Your goal →
The listing beneath should be written out in full, exactly as shown.

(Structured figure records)
▬▬▬
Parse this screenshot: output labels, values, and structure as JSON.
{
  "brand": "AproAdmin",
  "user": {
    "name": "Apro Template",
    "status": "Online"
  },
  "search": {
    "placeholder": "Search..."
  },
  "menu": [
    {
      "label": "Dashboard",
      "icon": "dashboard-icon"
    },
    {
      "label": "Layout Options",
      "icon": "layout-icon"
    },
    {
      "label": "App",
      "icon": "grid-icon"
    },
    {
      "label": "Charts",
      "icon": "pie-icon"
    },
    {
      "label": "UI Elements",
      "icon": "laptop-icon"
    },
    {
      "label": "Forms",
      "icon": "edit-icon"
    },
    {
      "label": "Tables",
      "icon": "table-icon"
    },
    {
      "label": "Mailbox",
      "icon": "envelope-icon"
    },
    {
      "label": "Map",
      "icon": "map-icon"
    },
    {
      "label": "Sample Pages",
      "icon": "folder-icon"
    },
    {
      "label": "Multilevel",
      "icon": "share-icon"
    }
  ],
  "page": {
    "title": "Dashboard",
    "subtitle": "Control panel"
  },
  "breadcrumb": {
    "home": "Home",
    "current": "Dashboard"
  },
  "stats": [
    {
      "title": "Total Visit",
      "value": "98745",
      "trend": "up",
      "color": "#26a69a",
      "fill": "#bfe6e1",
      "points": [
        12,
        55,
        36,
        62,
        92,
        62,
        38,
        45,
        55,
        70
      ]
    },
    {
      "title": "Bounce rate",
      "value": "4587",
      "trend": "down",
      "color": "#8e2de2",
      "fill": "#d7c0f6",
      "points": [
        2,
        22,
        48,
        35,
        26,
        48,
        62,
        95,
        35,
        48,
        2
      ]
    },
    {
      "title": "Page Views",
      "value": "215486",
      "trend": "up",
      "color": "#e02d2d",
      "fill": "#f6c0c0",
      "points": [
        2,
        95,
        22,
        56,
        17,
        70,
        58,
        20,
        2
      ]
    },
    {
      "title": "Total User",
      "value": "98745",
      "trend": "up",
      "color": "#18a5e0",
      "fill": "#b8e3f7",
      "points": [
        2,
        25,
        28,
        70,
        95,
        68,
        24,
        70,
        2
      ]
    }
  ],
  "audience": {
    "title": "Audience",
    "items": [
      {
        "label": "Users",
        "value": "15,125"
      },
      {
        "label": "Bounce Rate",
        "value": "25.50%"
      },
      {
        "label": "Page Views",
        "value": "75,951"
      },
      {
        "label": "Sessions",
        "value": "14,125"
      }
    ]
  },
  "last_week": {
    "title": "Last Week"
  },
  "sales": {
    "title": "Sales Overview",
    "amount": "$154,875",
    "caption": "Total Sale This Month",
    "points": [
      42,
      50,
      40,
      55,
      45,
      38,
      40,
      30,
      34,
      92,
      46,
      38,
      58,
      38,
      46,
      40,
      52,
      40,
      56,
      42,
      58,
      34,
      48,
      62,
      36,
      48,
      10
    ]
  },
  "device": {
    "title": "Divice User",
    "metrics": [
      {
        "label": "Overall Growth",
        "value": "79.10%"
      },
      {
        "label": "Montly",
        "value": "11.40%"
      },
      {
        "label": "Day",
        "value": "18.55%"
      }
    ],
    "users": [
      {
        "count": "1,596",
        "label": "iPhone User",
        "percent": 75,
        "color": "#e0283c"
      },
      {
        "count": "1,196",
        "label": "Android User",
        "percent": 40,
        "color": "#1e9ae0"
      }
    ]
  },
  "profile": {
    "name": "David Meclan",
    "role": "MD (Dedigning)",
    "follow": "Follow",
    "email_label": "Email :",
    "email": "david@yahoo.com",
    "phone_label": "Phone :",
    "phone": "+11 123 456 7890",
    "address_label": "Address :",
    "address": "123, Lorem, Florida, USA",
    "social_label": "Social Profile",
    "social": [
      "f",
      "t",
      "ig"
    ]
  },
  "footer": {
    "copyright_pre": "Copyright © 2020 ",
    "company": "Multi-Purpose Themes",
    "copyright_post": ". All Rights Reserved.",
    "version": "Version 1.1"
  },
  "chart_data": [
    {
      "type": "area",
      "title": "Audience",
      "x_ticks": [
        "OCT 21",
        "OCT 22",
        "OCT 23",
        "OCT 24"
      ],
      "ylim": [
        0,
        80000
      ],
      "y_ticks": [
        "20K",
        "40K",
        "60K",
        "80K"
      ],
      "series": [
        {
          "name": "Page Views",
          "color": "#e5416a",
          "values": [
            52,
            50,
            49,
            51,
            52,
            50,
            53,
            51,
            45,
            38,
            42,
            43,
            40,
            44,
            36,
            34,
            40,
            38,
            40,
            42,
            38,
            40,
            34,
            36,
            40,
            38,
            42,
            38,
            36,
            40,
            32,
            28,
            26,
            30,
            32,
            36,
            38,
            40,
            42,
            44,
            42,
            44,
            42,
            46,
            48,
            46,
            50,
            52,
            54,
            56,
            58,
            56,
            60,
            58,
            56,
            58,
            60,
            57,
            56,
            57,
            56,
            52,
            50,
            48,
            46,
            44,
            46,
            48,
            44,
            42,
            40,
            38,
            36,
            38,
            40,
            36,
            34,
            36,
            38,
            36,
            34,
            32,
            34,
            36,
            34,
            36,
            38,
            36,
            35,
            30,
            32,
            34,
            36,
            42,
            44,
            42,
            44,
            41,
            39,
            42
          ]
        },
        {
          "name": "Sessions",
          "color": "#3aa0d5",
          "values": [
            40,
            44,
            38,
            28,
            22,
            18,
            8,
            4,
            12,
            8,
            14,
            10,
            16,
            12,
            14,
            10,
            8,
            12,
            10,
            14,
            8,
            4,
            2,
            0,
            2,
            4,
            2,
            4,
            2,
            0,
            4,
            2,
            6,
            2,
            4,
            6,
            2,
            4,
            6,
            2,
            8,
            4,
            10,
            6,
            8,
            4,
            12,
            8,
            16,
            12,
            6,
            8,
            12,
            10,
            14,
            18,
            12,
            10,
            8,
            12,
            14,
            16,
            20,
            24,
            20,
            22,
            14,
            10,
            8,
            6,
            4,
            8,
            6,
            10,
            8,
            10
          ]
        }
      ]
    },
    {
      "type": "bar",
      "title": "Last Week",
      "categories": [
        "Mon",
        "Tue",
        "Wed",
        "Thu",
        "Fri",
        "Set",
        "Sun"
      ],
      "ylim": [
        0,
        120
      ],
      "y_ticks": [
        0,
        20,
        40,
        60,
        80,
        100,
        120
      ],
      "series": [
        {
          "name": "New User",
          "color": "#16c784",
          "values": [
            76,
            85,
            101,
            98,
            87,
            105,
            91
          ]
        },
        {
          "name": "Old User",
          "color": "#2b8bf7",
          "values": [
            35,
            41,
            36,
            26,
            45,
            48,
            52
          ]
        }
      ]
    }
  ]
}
▬▬▬
Correct output →
Parse this screenshot: output labels, values, and structure as JSON.
{
  "brand": "AproAdmin",
  "user": {
    "name": "Apro Template",
    "status": "Online"
  },
  "search": {
    "placeholder": "Search..."
  },
  "menu": [
    {
      "label": "Dashboard",
      "icon": "dashboard-icon"
    },
    {
      "label": "Layout Options",
      "icon": "layout-icon"
    },
    {
      "label": "App",
      "icon": "grid-icon"
    },
    {
      "label": "Charts",
      "icon": "pie-icon"
    },
    {
      "label": "UI Elements",
      "icon": "laptop-icon"
    },
    {
      "label": "Forms",
      "icon": "edit-icon"
    },
    {
      "label": "Tables",
      "icon": "table-icon"
    },
    {
      "label": "Mailbox",
      "icon": "envelope-icon"
    },
    {
      "label": "Map",
      "icon": "map-icon"
    },
    {
      "label": "Sample Pages",
      "icon": "folder-icon"
    },
    {
      "label": "Multilevel",
      "icon": "share-icon"
    }
  ],
  "page": {
    "title": "Dashboard",
    "subtitle": "Control panel"
  },
  "breadcrumb": {
    "home": "Home",
    "current": "Dashboard"
  },
  "stats": [
    {
      "title": "Total Visit",
      "value": "98745",
      "trend": "up",
      "color": "#26a69a",
      "fill": "#bfe6e1",
      "points": [
        12,
        55,
        36,
        62,
        92,
        62,
        38,
        45,
        55,
        70
      ]
    },
    {
      "title": "Bounce rate",
      "value": "4587",
      "trend": "down",
      "color": "#8e2de2",
      "fill": "#d7c0f6",
      "points": [
        2,
        22,
        48,
        35,
        26,
        48,
        62,
        95,
        35,
        48,
        2
      ]
    },
    {
      "title": "Page Views",
      "value": "215486",
      "trend": "up",
      "color": "#e02d2d",
      "fill": "#f6c0c0",
      "points": [
        2,
        95,
        22,
        56,
        17,
        70,
        58,
        20,
        2
      ]
    },
    {
      "title": "Total User",
      "value": "98745",
      "trend": "up",
      "color": "#18a5e0",
      "fill": "#b8e3f7",
      "points": [
        2,
        25,
        28,
        70,
        95,
        68,
        24,
        70,
        2
      ]
    }
  ],
  "audience": {
    "title": "Audience",
    "items": [
      {
        "label": "Users",
        "value": "15,125"
      },
      {
        "label": "Bounce Rate",
        "value": "25.50%"
      },
      {
        "label": "Page Views",
        "value": "75,951"
      },
      {
        "label": "Sessions",
        "value": "14,125"
      }
    ]
  },
  "last_week": {
    "title": "Last Week"
  },
  "sales": {
    "title": "Sales Overview",
    "amount": "$154,875",
    "caption": "Total Sale This Month",
    "points": [
      42,
      50,
      40,
      55,
      45,
      38,
      40,
      30,
      34,
      92,
      46,
      38,
      58,
      38,
      46,
      40,
      52,
      40,
      56,
      42,
      58,
      34,
      48,
      62,
      36,
      48,
      10
    ]
  },
  "device": {
    "title": "Divice User",
    "metrics": [
      {
        "label": "Overall Growth",
        "value": "79.10%"
      },
      {
        "label": "Montly",
        "value": "11.40%"
      },
      {
        "label": "Day",
        "value": "18.55%"
      }
    ],
    "users": [
      {
        "count": "1,596",
        "label": "iPhone User",
        "percent": 75,
        "color": "#e0283c"
      },
      {
        "count": "1,196",
        "label": "Android User",
        "percent": 40,
        "color": "#1e9ae0"
      }
    ]
  },
  "profile": {
    "name": "David Meclan",
    "role": "MD (Dedigning)",
    "follow": "Follow",
    "email_label": "Email :",
    "email": "david@yahoo.com",
    "phone_label": "Phone :",
    "phone": "+11 123 456 7890",
    "address_label": "Address :",
    "address": "123, Lorem, Florida, USA",
    "social_label": "Social Profile",
    "social": [
      "f",
      "t",
      "ig"
    ]
  },
  "footer": {
    "copyright_pre": "Copyright © 2020 ",
    "company": "Multi-Purpose Themes",
    "copyright_post": ". All Rights Reserved.",
    "version": "Version 1.1"
  },
  "chart_data": [
    {
      "type": "area",
      "title": "Audience",
      "x_ticks": [
        "OCT 21",
        "OCT 22",
        "OCT 23",
        "OCT 24"
      ],
      "ylim": [
        0,
        80000
      ],
      "y_ticks": [
        "20K",
        "40K",
        "60K",
        "80K"
      ],
      "series": [
        {
          "name": "Page Views",
          "color": "#e5416a",
          "values": [
            52,
            50,
            49,
            51,
            52,
            50,
            53,
            51,
            45,
            38,
            42,
            43,
            40,
            44,
            36,
            34,
            40,
            38,
            40,
            42,
            38,
            40,
            34,
            36,
            40,
            38,
            42,
            38,
            36,
            40,
            32,
            28,
            26,
            30,
            32,
            36,
            38,
            40,
            42,
            44,
            42,
            44,
            42,
            46,
            48,
            46,
            50,
            52,
            54,
            56,
            58,
            56,
            60,
            58,
            56,
            58,
            60,
            57,
            56,
            57,
            56,
            52,
            50,
            48,
            46,
            44,
            46,
            48,
            44,
            42,
            40,
            38,
            36,
            38,
            40,
            36,
            34,
            36,
            38,
            36,
            34,
            32,
            34,
            36,
            34,
            36,
            38,
            36,
            35,
            30,
            32,
            34,
            36,
            42,
            44,
            42,
            44,
            41,
            39,
            42
          ]
        },
        {
          "name": "Sessions",
          "color": "#3aa0d5",
          "values": [
            40,
            44,
            38,
            28,
            22,
            18,
            8,
            4,
            12,
            8,
            14,
            10,
            16,
            12,
            14,
            10,
            8,
            12,
            10,
            14,
            8,
            4,
            2,
            0,
            2,
            4,
            2,
            4,
            2,
            0,
            4,
            2,
            6,
            2,
            4,
            6,
            2,
            4,
            6,
            2,
            8,
            4,
            10,
            6,
            8,
            4,
            12,
            8,
            16,
            12,
            6,
            8,
            12,
            10,
            14,
            18,
            12,
            10,
            8,
            12,
            14,
            16,
            20,
            24,
            20,
            22,
            14,
            10,
            8,
            6,
            4,
            8,
            6,
            10,
            8,
            10
          ]
        }
      ]
    },
    {
      "type": "bar",
      "title": "Last Week",
      "categories": [
        "Mon",
        "Tue",
        "Wed",
        "Thu",
        "Fri",
        "Set",
        "Sun"
      ],
      "ylim": [
        0,
        120
      ],
      "y_ticks": [
        0,
        20,
        40,
        60,
        80,
        100,
        120
      ],
      "series": [
        {
          "name": "New User",
          "color": "#16c784",
          "values": [
            76,
            85,
            101,
            98,
            87,
            105,
            91
          ]
        },
        {
          "name": "Old User",
          "color": "#2b8bf7",
          "values": [
            35,
            41,
            36,
            26,
            45,
            48,
            52
          ]
        }
      ]
    }
  ]
}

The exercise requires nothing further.